:: What to work on ::
Reproduce every entry below precisely; do not include the pictures.

Records:
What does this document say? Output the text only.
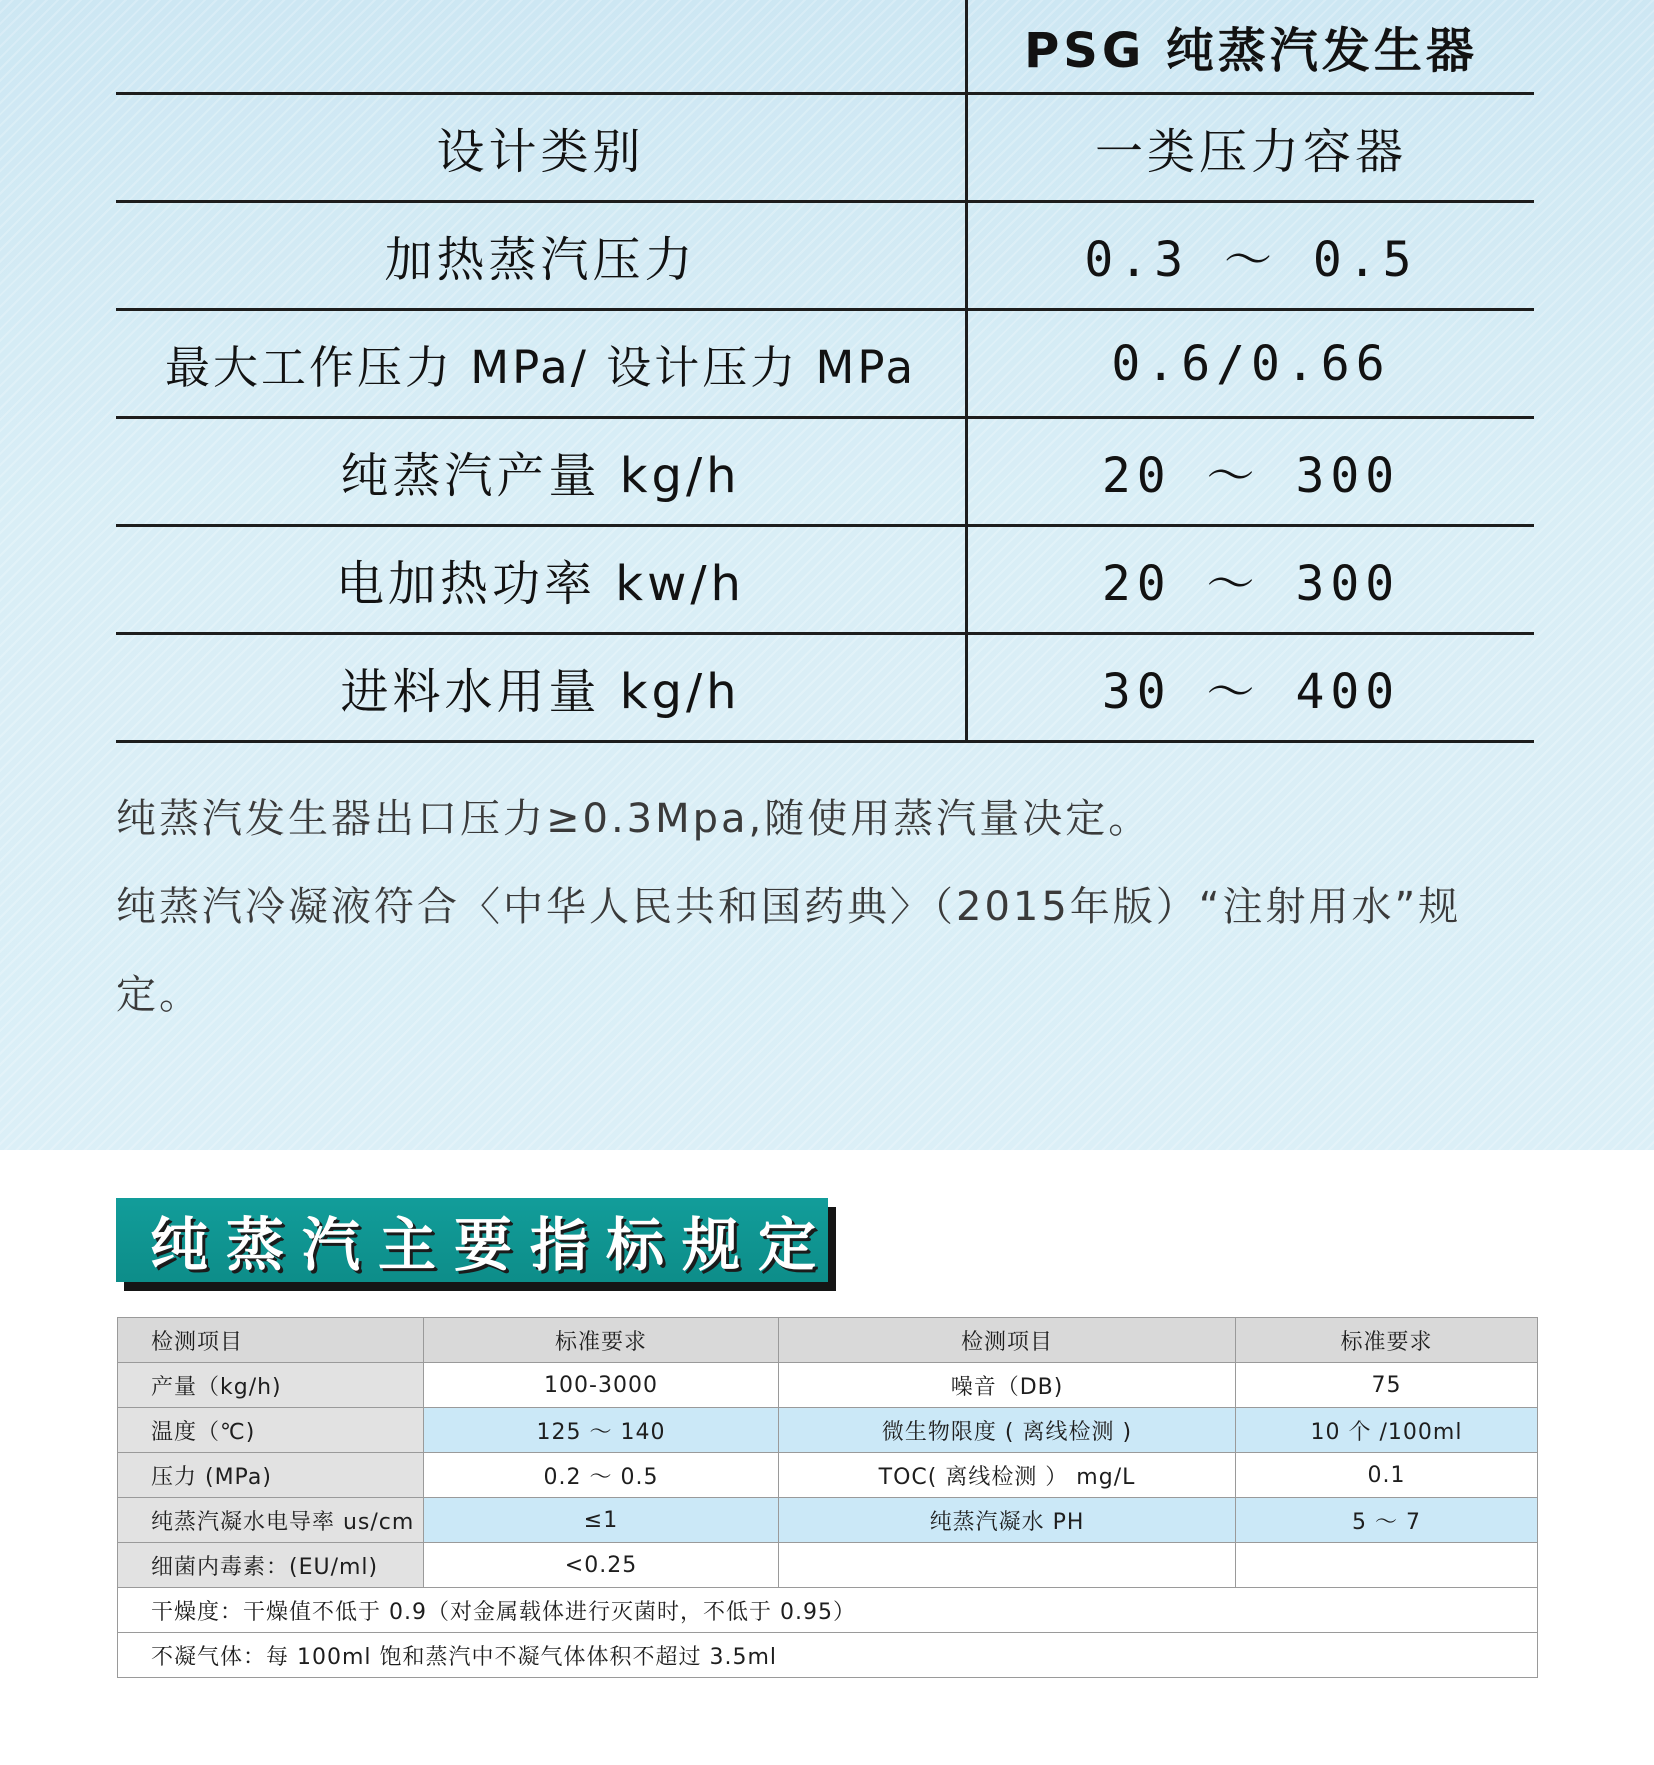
	PSG 纯蒸汽发生器
设计类别	一类压力容器
加热蒸汽压力	0.3 ～ 0.5
最大工作压力 MPa/ 设计压力 MPa	0.6/0.66
纯蒸汽产量 kg/h	20 ～ 300
电加热功率 kw/h	20 ～ 300
进料水用量 kg/h	30 ～ 400

纯蒸汽发生器出口压力≥0.3Mpa,随使用蒸汽量决定。

纯蒸汽冷凝液符合〈中华人民共和国药典〉（2015年版）“注射用水”规定。

纯蒸汽主要指标规定
检测项目	标准要求	检测项目	标准要求
产量（kg/h)	100-3000	噪音（DB)	75
温度（℃)	125 ～ 140	微生物限度 ( 离线检测 )	10 个 /100ml
压力 (MPa)	0.2 ～ 0.5	TOC( 离线检测 ） mg/L	0.1
纯蒸汽凝水电导率 us/cm	≤1	纯蒸汽凝水 PH	5 ～ 7
细菌内毒素：(EU/ml)	<0.25		
干燥度：干燥值不低于 0.9（对金属载体进行灭菌时，不低于 0.95）			
不凝气体：每 100ml 饱和蒸汽中不凝气体体积不超过 3.5ml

:: Response ::
What does this document say? Output the text only.
	PSG 纯蒸汽发生器
设计类别	一类压力容器
加热蒸汽压力	0.3 ～ 0.5
最大工作压力 MPa/ 设计压力 MPa	0.6/0.66
纯蒸汽产量 kg/h	20 ～ 300
电加热功率 kw/h	20 ～ 300
进料水用量 kg/h	30 ～ 400

纯蒸汽发生器出口压力≥0.3Mpa,随使用蒸汽量决定。

纯蒸汽冷凝液符合〈中华人民共和国药典〉（2015年版）“注射用水”规定。

纯蒸汽主要指标规定
检测项目	标准要求	检测项目	标准要求
产量（kg/h)	100-3000	噪音（DB)	75
温度（℃)	125 ～ 140	微生物限度 ( 离线检测 )	10 个 /100ml
压力 (MPa)	0.2 ～ 0.5	TOC( 离线检测 ） mg/L	0.1
纯蒸汽凝水电导率 us/cm	≤1	纯蒸汽凝水 PH	5 ～ 7
细菌内毒素：(EU/ml)	<0.25		
干燥度：干燥值不低于 0.9（对金属载体进行灭菌时，不低于 0.95）			
不凝气体：每 100ml 饱和蒸汽中不凝气体体积不超过 3.5ml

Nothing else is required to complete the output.